- **Problema a resolver**: Transcreva sem alterações o trecho do excerto que começa pelas palavras "A leitura que" e acaba em "Presidente e primeiro-ministro.".

- **Excerto**:
········

A leitura que os partidos fazem sobre o discurso em que Marcelo Rebelo de Sousa arrasou João Galamba mas afastou a dissolução do Parlamento está longe de ser unânime. Se o PSD se mostra em sintonia com o Presidente da República, o resto da direita queria que Marcelo tivesse ido mais longe. E, do lado esquerdo do espetro político, se o PS escolheu ficar em silêncio, o PCP exigiu mudanças de políticas e o Bloco criticou Presidente e primeiro-ministro.

O secretário-geral do PSD, Hugo Soares, trouxe a mensagem de maior harmonia com o Presidente da República, até porque o partido tem defendido que não vai pedir eleições precisamente para responsabilizar o Governo por qualquer situação de instabilidade que aí venha. Por isso, se a ameaça da dissolução se vier a concretizar, para os sociais-democratas será “única e exclusivamente” culpa do Governo — nem do Presidente, nem do PSD. Convicto de que o Governo está diminuído na sua “autoridade” e “credibilidade”, o PSD revê-se, assim, na conclusão de Marcelo: é mesmo preciso um “reforço da vigilância” sobre o Executivo.

Mais à direita, a análise foi diferente: tanto Chega como Iniciativa Liberal desejavam que Marcelo recorresse à “bomba atómica” e dissolvesse o Parlamento. Do lado do Chega, o líder parlamentar, Pedro Pinto, mostrou-se satisfeito com o “arraso” do “acabado” João Galamba, mas criticou Marcelo por confiar em quem não é confiável — António Costa, no entender do Chega — e por não ter “terminado hoje mesmo com este Governo”.

Do lado da Iniciativa Liberal, o tom foi parecido: apesar da “avaliação arrasadora” de Marcelo, não houve consequência prática, lamentou-se. Ou melhor, houve, mas para o próprio Presidente: “O Presidente da República amarrou a avaliação deste seu mandato aos próximos tempos de António Costa. São ambos corresponsáveis por tudo o que vier a acontecer”.

········

- **Informação registada**:
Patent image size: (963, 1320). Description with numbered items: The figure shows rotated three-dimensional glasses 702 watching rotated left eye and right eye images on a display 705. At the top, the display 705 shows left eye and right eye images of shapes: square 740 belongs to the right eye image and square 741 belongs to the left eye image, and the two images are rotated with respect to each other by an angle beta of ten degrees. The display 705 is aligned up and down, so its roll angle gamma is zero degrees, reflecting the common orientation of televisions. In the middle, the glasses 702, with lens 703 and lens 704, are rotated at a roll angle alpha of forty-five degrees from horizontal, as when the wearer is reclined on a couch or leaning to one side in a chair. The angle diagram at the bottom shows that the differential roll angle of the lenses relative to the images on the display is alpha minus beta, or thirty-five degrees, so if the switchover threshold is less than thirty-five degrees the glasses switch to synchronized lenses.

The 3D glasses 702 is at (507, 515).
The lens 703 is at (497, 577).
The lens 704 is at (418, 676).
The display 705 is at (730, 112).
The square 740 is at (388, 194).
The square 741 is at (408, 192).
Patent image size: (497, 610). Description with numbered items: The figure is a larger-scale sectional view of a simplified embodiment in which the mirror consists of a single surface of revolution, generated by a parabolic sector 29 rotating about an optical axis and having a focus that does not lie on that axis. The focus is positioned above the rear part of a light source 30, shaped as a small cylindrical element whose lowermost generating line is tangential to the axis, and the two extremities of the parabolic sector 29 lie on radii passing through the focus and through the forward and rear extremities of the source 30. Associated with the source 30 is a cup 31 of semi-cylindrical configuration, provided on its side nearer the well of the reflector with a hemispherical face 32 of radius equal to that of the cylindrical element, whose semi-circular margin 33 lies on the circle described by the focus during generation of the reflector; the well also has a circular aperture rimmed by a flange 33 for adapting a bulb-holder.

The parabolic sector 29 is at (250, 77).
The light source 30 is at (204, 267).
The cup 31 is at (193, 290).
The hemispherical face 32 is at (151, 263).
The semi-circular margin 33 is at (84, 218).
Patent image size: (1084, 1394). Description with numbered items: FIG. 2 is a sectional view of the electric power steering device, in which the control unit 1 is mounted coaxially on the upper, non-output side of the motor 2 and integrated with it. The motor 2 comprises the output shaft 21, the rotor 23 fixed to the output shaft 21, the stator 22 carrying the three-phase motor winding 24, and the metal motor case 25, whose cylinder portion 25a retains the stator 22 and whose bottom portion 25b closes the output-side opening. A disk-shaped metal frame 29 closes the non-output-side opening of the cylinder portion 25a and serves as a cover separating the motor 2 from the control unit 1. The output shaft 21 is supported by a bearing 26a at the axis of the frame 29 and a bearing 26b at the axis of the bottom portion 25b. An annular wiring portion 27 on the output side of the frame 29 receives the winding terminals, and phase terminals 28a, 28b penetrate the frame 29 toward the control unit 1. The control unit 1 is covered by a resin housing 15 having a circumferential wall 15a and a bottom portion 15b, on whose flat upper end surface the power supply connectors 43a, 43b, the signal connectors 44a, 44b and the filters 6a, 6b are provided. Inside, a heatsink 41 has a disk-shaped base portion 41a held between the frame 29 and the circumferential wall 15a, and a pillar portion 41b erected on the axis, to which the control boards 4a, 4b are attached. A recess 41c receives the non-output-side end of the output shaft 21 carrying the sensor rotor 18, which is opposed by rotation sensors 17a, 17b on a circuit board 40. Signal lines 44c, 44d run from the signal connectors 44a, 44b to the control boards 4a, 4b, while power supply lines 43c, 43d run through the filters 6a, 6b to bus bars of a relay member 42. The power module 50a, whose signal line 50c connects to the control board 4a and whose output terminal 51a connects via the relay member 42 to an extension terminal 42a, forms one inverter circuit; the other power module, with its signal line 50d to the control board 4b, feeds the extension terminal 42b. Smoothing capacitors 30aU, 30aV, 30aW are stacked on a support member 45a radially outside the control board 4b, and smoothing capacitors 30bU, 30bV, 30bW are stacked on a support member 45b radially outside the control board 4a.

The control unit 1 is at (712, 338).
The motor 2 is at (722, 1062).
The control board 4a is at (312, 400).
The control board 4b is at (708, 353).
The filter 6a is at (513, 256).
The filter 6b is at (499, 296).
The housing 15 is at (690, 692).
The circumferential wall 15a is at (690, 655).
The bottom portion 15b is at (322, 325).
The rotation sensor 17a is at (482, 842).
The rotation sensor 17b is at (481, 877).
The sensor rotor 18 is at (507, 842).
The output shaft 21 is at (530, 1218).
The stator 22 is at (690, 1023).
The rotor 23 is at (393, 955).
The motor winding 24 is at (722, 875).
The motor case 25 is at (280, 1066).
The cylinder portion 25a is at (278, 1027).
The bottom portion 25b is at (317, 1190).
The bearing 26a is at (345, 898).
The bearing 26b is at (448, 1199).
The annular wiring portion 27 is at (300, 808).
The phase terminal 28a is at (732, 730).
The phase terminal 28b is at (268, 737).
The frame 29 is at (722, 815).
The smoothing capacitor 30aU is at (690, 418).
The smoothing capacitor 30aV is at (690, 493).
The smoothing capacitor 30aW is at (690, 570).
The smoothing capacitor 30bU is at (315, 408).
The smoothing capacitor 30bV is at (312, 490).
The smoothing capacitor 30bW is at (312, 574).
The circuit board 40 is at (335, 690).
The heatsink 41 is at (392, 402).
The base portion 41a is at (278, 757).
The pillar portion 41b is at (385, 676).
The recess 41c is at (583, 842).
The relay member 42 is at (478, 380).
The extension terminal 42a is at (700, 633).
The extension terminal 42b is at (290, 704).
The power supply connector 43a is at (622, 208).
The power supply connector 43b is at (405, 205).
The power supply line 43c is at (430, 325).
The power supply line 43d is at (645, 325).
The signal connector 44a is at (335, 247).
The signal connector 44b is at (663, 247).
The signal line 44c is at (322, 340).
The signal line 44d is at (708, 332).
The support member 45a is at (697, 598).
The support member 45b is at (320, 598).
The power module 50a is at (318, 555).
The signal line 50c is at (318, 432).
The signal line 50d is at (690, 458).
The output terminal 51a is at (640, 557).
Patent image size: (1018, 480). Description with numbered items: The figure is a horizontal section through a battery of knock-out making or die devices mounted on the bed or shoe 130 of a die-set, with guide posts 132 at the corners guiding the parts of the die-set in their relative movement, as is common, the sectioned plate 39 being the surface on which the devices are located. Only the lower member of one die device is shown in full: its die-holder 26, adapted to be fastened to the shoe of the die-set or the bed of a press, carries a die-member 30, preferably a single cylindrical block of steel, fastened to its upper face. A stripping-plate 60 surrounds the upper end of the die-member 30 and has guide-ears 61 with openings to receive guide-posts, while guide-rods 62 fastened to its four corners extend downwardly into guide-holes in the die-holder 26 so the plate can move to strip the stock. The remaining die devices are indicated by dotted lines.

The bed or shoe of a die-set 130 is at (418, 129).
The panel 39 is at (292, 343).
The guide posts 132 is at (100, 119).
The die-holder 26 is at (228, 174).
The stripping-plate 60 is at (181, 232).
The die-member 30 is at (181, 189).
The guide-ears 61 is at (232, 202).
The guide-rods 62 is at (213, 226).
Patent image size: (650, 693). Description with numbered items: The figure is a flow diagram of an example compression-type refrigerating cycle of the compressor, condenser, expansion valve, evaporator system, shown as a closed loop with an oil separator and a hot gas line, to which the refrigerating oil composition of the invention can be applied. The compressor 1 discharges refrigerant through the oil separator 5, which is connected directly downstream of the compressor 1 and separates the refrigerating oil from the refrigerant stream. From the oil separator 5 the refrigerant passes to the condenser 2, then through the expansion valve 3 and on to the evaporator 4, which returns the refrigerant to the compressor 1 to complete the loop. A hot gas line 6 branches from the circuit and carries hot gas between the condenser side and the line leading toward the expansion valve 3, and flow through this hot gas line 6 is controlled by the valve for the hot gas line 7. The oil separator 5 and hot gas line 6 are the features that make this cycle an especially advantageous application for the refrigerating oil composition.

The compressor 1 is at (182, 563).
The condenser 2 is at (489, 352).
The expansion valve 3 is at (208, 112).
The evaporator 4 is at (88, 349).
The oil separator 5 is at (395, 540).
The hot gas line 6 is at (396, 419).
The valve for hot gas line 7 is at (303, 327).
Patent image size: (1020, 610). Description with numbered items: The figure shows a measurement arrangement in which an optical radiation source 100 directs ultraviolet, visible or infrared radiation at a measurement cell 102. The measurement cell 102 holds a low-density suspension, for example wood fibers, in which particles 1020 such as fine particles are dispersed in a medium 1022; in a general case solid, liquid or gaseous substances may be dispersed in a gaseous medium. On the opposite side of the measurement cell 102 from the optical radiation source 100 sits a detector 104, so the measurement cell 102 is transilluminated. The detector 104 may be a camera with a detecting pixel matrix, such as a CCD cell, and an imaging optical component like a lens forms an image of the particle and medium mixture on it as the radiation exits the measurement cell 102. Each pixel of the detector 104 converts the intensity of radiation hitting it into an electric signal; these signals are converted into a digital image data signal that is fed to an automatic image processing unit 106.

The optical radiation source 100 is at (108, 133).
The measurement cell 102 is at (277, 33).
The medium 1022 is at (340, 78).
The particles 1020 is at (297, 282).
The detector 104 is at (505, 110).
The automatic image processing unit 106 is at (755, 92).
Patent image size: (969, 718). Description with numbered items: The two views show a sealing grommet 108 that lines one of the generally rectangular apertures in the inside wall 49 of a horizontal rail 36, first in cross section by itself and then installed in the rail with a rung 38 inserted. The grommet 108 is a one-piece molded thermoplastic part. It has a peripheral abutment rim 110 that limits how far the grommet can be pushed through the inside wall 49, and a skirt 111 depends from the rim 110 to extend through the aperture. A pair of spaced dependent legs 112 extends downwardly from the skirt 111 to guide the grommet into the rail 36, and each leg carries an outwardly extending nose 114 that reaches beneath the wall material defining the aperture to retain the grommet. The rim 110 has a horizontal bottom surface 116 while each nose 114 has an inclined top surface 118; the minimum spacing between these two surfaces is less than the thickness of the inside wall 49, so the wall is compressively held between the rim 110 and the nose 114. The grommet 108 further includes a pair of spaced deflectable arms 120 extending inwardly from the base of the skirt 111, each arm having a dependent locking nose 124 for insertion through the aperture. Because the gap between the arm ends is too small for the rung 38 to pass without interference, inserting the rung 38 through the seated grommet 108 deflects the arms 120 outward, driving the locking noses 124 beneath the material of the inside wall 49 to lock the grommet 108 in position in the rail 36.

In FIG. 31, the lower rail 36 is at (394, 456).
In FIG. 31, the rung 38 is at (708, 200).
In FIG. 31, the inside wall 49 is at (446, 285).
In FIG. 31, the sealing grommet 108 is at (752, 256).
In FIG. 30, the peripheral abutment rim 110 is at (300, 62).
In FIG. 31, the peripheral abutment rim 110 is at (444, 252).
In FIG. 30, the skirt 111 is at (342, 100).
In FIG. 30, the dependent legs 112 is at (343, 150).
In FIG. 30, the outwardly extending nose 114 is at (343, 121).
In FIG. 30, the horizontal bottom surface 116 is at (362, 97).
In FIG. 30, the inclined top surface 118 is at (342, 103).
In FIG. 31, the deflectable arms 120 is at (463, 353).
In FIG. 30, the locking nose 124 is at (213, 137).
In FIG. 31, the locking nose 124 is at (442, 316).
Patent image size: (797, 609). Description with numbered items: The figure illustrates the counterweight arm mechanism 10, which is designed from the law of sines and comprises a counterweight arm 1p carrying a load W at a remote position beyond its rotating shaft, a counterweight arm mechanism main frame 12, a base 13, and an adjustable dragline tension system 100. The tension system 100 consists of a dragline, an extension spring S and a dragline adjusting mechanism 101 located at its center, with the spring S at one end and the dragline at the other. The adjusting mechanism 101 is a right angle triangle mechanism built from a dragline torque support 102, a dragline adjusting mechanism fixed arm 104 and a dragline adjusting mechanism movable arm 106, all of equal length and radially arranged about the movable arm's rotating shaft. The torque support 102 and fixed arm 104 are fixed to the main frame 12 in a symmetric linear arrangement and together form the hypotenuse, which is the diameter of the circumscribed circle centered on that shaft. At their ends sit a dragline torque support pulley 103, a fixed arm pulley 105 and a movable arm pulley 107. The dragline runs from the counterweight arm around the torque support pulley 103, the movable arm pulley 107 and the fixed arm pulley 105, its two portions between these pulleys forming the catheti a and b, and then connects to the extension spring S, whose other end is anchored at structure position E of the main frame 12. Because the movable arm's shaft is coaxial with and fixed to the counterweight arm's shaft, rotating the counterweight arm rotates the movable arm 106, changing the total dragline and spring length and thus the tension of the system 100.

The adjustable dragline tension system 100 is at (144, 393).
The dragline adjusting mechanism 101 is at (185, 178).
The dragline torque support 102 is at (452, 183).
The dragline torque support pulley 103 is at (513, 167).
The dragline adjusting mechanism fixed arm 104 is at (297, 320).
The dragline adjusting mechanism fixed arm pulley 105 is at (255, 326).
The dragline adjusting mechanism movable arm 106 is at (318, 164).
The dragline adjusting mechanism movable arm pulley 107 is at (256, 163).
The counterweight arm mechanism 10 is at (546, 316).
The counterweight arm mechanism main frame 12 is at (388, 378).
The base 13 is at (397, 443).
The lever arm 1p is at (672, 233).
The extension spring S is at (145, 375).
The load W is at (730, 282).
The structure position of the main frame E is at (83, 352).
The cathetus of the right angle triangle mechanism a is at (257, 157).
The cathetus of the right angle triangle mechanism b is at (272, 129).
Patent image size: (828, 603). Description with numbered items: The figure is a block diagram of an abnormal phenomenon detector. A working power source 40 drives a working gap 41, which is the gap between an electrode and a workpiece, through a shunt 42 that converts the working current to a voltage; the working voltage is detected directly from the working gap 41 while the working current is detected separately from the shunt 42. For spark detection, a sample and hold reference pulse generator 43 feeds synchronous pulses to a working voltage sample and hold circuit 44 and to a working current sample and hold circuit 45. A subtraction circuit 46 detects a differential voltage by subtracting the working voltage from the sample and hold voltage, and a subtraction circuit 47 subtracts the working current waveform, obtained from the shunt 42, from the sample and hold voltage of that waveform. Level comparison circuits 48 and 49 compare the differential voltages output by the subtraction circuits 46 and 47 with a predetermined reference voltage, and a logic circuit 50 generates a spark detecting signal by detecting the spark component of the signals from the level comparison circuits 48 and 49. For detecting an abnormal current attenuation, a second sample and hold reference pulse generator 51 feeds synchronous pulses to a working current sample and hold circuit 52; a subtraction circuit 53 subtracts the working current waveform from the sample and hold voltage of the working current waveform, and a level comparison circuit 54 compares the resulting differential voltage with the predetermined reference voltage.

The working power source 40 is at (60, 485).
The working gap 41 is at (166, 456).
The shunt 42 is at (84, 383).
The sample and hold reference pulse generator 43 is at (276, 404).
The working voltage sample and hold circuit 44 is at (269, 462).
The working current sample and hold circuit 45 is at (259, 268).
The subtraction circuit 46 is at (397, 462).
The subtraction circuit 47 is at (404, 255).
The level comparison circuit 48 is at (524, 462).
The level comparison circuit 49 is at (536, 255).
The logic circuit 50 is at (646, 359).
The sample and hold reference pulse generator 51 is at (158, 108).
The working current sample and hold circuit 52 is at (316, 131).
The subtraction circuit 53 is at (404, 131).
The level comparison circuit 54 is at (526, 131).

········

- **Resultado da tarefa**:
A leitura que os partidos fazem sobre o discurso em que Marcelo Rebelo de Sousa arrasou João Galamba mas afastou a dissolução do Parlamento está longe de ser unânime. Se o PSD se mostra em sintonia com o Presidente da República, o resto da direita queria que Marcelo tivesse ido mais longe. E, do lado esquerdo do espetro político, se o PS escolheu ficar em silêncio, o PCP exigiu mudanças de políticas e o Bloco criticou Presidente e primeiro-ministro.